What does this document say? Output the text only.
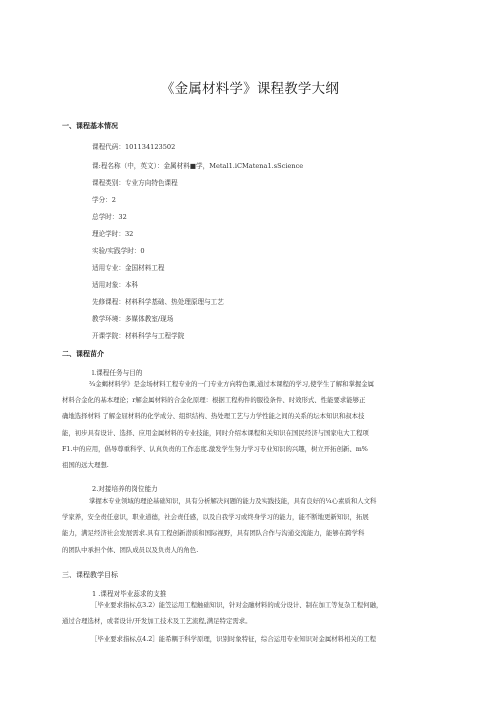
《金属材料学》课程教学大纲
一、课程基本情况
课程代码：101134123502
课:程名称（中，英文）：金属材料■学，Metal1.iCMatena1.sScience
课程类别：专业方向特色课程
学分：2
总学时：32
理论学时：32
实验/实践学时：0
适用专业：金国材料工程
适用对象：本科
先修课程：材料科学基础、热处理原理与工艺
教学环境：多媒体教室/现场
开课学院：材料科学与工程学院
二、课程苗介
l.课程任务与目的
¾金蝎材料学》是金场材料工程专业的一门专业方向特色课,通过本课程的学习,使学生了解和掌握金属
材料合金化的基本理论；r解金属材料的合金化原理：根据工程构件的服役条件、时效形式、性能要求能够正
确地选择材料 了解金屈材料的化学成分、组织结构、热处理工艺与力学性能之间的关系的坛本知识和叔本技
能，初步具有设计、选择、应用金属材料的专业技能，同时介绍本课程和关知识在国民经济与国家电大工程项
F1.中的应用，倡导尊重科学、认真负责的工作态度.激发学生努力学习专业知识的兴趣，树立开拓创新、m%
祖国的远大理想.
2.对接培养的岗位能力
掌握本专业领域的理论基础知识，具有分析解决问题的能力及实践技能，具有良好的¼心素质和人文科
学家养，安全责任意识，职业道德，社会责任感，以及自我学习或终身学习的能力，能不断地更新知识，拓展
能力，满足经济社会发展需求.具有工程创新潜质和国际视野，具有团队合作与沟通交流能力，能够在跨学科
的团队中承担个体、团队成员以及负责人的角色.
三、课程教学目标
1 .课程对毕业蕊求的支推
［毕业要求指标点3.2）能笠运用工程触础知识，针对金融材料的成分设计、制在加工等复杂工程何融，
通过合理选材，或者设计/开发加工技术及工艺流程,满足特定需求。
［毕业要求指标点4.2］能希耦于科学原理，识别时象特征，综合运用专业知识对金属材料相关的工程
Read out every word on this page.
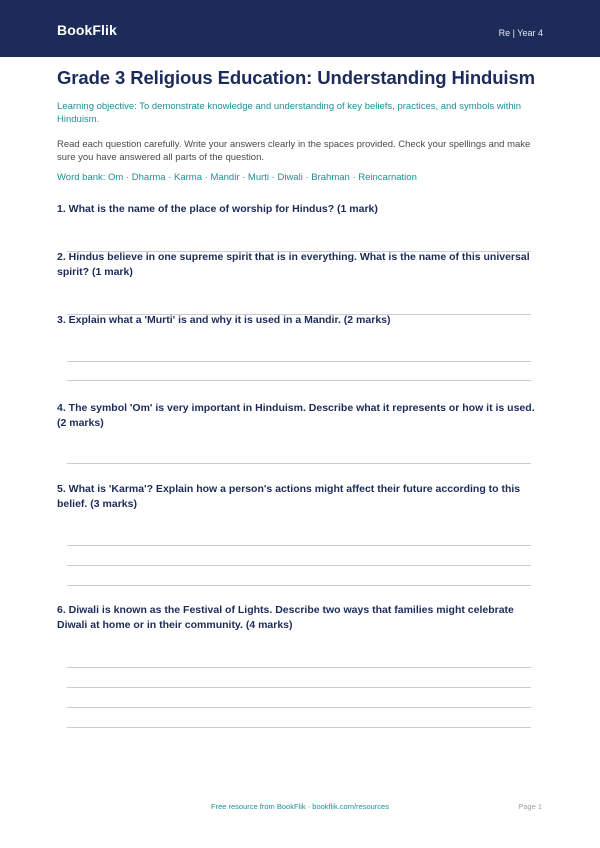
BookFlik	Re | Year 4
Grade 3 Religious Education: Understanding Hinduism
Learning objective: To demonstrate knowledge and understanding of key beliefs, practices, and symbols within Hinduism.
Read each question carefully. Write your answers clearly in the spaces provided. Check your spellings and make sure you have answered all parts of the question.
Word bank: Om · Dharma · Karma · Mandir · Murti · Diwali · Brahman · Reincarnation
1. What is the name of the place of worship for Hindus? (1 mark)
2. Hindus believe in one supreme spirit that is in everything. What is the name of this universal spirit? (1 mark)
3. Explain what a 'Murti' is and why it is used in a Mandir. (2 marks)
4. The symbol 'Om' is very important in Hinduism. Describe what it represents or how it is used. (2 marks)
5. What is 'Karma'? Explain how a person's actions might affect their future according to this belief. (3 marks)
6. Diwali is known as the Festival of Lights. Describe two ways that families might celebrate Diwali at home or in their community. (4 marks)
Free resource from BookFlik · bookflik.com/resources	Page 1
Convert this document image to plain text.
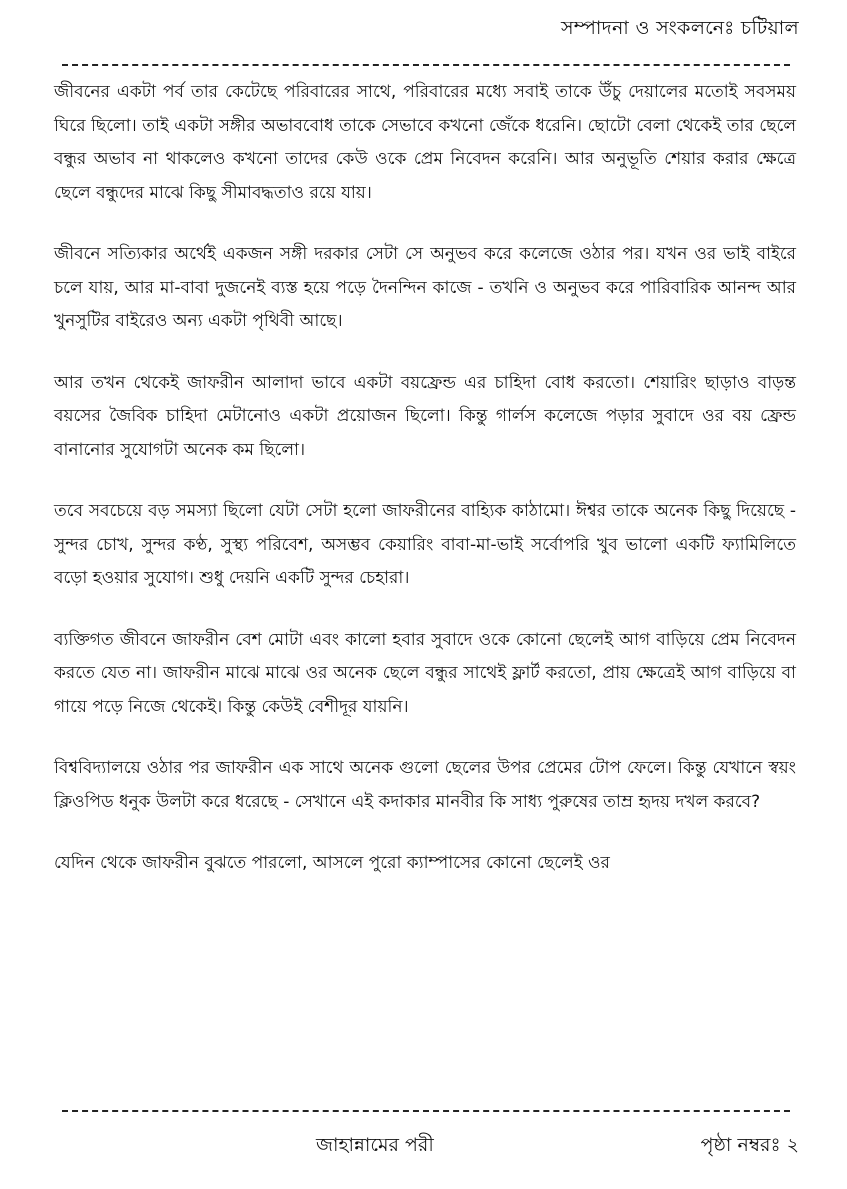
সম্পাদনা ও সংকলনেঃ চটিয়াল

জীবনের একটা পর্ব তার কেটেছে পরিবারের সাথে, পরিবারের মধ্যে সবাই তাকে উঁচু দেয়ালের মতোই সবসময় ঘিরে ছিলো। তাই একটা সঙ্গীর অভাববোধ তাকে সেভাবে কখনো জেঁকে ধরেনি। ছোটো বেলা থেকেই তার ছেলে বন্ধুর অভাব না থাকলেও কখনো তাদের কেউ ওকে প্রেম নিবেদন করেনি। আর অনুভূতি শেয়ার করার ক্ষেত্রে ছেলে বন্ধুদের মাঝে কিছু সীমাবদ্ধতাও রয়ে যায়।

জীবনে সত্যিকার অর্থেই একজন সঙ্গী দরকার সেটা সে অনুভব করে কলেজে ওঠার পর। যখন ওর ভাই বাইরে চলে যায়, আর মা-বাবা দুজনেই ব্যস্ত হয়ে পড়ে দৈনন্দিন কাজে - তখনি ও অনুভব করে পারিবারিক আনন্দ আর খুনসুটির বাইরেও অন্য একটা পৃথিবী আছে।

আর তখন থেকেই জাফরীন আলাদা ভাবে একটা বয়ফ্রেন্ড এর চাহিদা বোধ করতো। শেয়ারিং ছাড়াও বাড়ন্ত বয়সের জৈবিক চাহিদা মেটানোও একটা প্রয়োজন ছিলো। কিন্তু গার্লস কলেজে পড়ার সুবাদে ওর বয় ফ্রেন্ড বানানোর সুযোগটা অনেক কম ছিলো।

তবে সবচেয়ে বড় সমস্যা ছিলো যেটা সেটা হলো জাফরীনের বাহ্যিক কাঠামো। ঈশ্বর তাকে অনেক কিছু দিয়েছে - সুন্দর চোখ, সুন্দর কণ্ঠ, সুস্থ্য পরিবেশ, অসম্ভব কেয়ারিং বাবা-মা-ভাই সর্বোপরি খুব ভালো একটি ফ্যামিলিতে বড়ো হওয়ার সুযোগ। শুধু দেয়নি একটি সুন্দর চেহারা।

ব্যক্তিগত জীবনে জাফরীন বেশ মোটা এবং কালো হবার সুবাদে ওকে কোনো ছেলেই আগ বাড়িয়ে প্রেম নিবেদন করতে যেত না। জাফরীন মাঝে মাঝে ওর অনেক ছেলে বন্ধুর সাথেই ফ্লার্ট করতো, প্রায় ক্ষেত্রেই আগ বাড়িয়ে বা গায়ে পড়ে নিজে থেকেই। কিন্তু কেউই বেশীদূর যায়নি।

বিশ্ববিদ্যালয়ে ওঠার পর জাফরীন এক সাথে অনেক গুলো ছেলের উপর প্রেমের টোপ ফেলে। কিন্তু যেখানে স্বয়ং ক্লিওপিড ধনুক উলটা করে ধরেছে - সেখানে এই কদাকার মানবীর কি সাধ্য পুরুষের তাম্র হৃদয় দখল করবে?

যেদিন থেকে জাফরীন বুঝতে পারলো, আসলে পুরো ক্যাম্পাসের কোনো ছেলেই ওর

জাহান্নামের পরী	পৃষ্ঠা নম্বরঃ ২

- - - - -

What is needed is an exact reproduction of the data, pictures excluded.

What does this document say? Output the text only.
《金属材料学》课程教学大纲
一、课程基本情况
课程代码：101134123502
课:程名称（中，英文）：金属材料■学，Metal1.iCMatena1.sScience
课程类别：专业方向特色课程
学分：2
总学时：32
理论学时：32
实验/实践学时：0
适用专业：金国材料工程
适用对象：本科
先修课程：材料科学基础、热处理原理与工艺
教学环境：多媒体教室/现场
开课学院：材料科学与工程学院
二、课程苗介
l.课程任务与目的
¾金蝎材料学》是金场材料工程专业的一门专业方向特色课,通过本课程的学习,使学生了解和掌握金属
材料合金化的基本理论；r解金属材料的合金化原理：根据工程构件的服役条件、时效形式、性能要求能够正
确地选择材料 了解金屈材料的化学成分、组织结构、热处理工艺与力学性能之间的关系的坛本知识和叔本技
能，初步具有设计、选择、应用金属材料的专业技能，同时介绍本课程和关知识在国民经济与国家电大工程项
F1.中的应用，倡导尊重科学、认真负责的工作态度.激发学生努力学习专业知识的兴趣，树立开拓创新、m%
祖国的远大理想.
2.对接培养的岗位能力
掌握本专业领域的理论基础知识，具有分析解决问题的能力及实践技能，具有良好的¼心素质和人文科
学家养，安全责任意识，职业道德，社会责任感，以及自我学习或终身学习的能力，能不断地更新知识，拓展
能力，满足经济社会发展需求.具有工程创新潜质和国际视野，具有团队合作与沟通交流能力，能够在跨学科
的团队中承担个体、团队成员以及负责人的角色.
三、课程教学目标
1 .课程对毕业蕊求的支推
［毕业要求指标点3.2）能笠运用工程触础知识，针对金融材料的成分设计、制在加工等复杂工程何融，
通过合理选材，或者设计/开发加工技术及工艺流程,满足特定需求。
［毕业要求指标点4.2］能希耦于科学原理，识别时象特征，综合运用专业知识对金属材料相关的工程
Read out every word on this page.
BookFlik	Re | Year 4
Grade 3 Religious Education: Understanding Hinduism
Learning objective: To demonstrate knowledge and understanding of key beliefs, practices, and symbols within Hinduism.
Read each question carefully. Write your answers clearly in the spaces provided. Check your spellings and make sure you have answered all parts of the question.
Word bank: Om · Dharma · Karma · Mandir · Murti · Diwali · Brahman · Reincarnation
1. What is the name of the place of worship for Hindus? (1 mark)
2. Hindus believe in one supreme spirit that is in everything. What is the name of this universal spirit? (1 mark)
3. Explain what a 'Murti' is and why it is used in a Mandir. (2 marks)
4. The symbol 'Om' is very important in Hinduism. Describe what it represents or how it is used. (2 marks)
5. What is 'Karma'? Explain how a person's actions might affect their future according to this belief. (3 marks)
6. Diwali is known as the Festival of Lights. Describe two ways that families might celebrate Diwali at home or in their community. (4 marks)
Free resource from BookFlik · bookflik.com/resources	Page 1
Convert this document image to plain text.
সম্পাদনা ও সংকলনেঃ চটিয়াল

জীবনের একটা পর্ব তার কেটেছে পরিবারের সাথে, পরিবারের মধ্যে সবাই তাকে উঁচু দেয়ালের মতোই সবসময় ঘিরে ছিলো। তাই একটা সঙ্গীর অভাববোধ তাকে সেভাবে কখনো জেঁকে ধরেনি। ছোটো বেলা থেকেই তার ছেলে বন্ধুর অভাব না থাকলেও কখনো তাদের কেউ ওকে প্রেম নিবেদন করেনি। আর অনুভূতি শেয়ার করার ক্ষেত্রে ছেলে বন্ধুদের মাঝে কিছু সীমাবদ্ধতাও রয়ে যায়।

জীবনে সত্যিকার অর্থেই একজন সঙ্গী দরকার সেটা সে অনুভব করে কলেজে ওঠার পর। যখন ওর ভাই বাইরে চলে যায়, আর মা-বাবা দুজনেই ব্যস্ত হয়ে পড়ে দৈনন্দিন কাজে - তখনি ও অনুভব করে পারিবারিক আনন্দ আর খুনসুটির বাইরেও অন্য একটা পৃথিবী আছে।

আর তখন থেকেই জাফরীন আলাদা ভাবে একটা বয়ফ্রেন্ড এর চাহিদা বোধ করতো। শেয়ারিং ছাড়াও বাড়ন্ত বয়সের জৈবিক চাহিদা মেটানোও একটা প্রয়োজন ছিলো। কিন্তু গার্লস কলেজে পড়ার সুবাদে ওর বয় ফ্রেন্ড বানানোর সুযোগটা অনেক কম ছিলো।

তবে সবচেয়ে বড় সমস্যা ছিলো যেটা সেটা হলো জাফরীনের বাহ্যিক কাঠামো। ঈশ্বর তাকে অনেক কিছু দিয়েছে - সুন্দর চোখ, সুন্দর কণ্ঠ, সুস্থ্য পরিবেশ, অসম্ভব কেয়ারিং বাবা-মা-ভাই সর্বোপরি খুব ভালো একটি ফ্যামিলিতে বড়ো হওয়ার সুযোগ। শুধু দেয়নি একটি সুন্দর চেহারা।

ব্যক্তিগত জীবনে জাফরীন বেশ মোটা এবং কালো হবার সুবাদে ওকে কোনো ছেলেই আগ বাড়িয়ে প্রেম নিবেদন করতে যেত না। জাফরীন মাঝে মাঝে ওর অনেক ছেলে বন্ধুর সাথেই ফ্লার্ট করতো, প্রায় ক্ষেত্রেই আগ বাড়িয়ে বা গায়ে পড়ে নিজে থেকেই। কিন্তু কেউই বেশীদূর যায়নি।

বিশ্ববিদ্যালয়ে ওঠার পর জাফরীন এক সাথে অনেক গুলো ছেলের উপর প্রেমের টোপ ফেলে। কিন্তু যেখানে স্বয়ং ক্লিওপিড ধনুক উলটা করে ধরেছে - সেখানে এই কদাকার মানবীর কি সাধ্য পুরুষের তাম্র হৃদয় দখল করবে?

যেদিন থেকে জাফরীন বুঝতে পারলো, আসলে পুরো ক্যাম্পাসের কোনো ছেলেই ওর

জাহান্নামের পরী	পৃষ্ঠা নম্বরঃ ২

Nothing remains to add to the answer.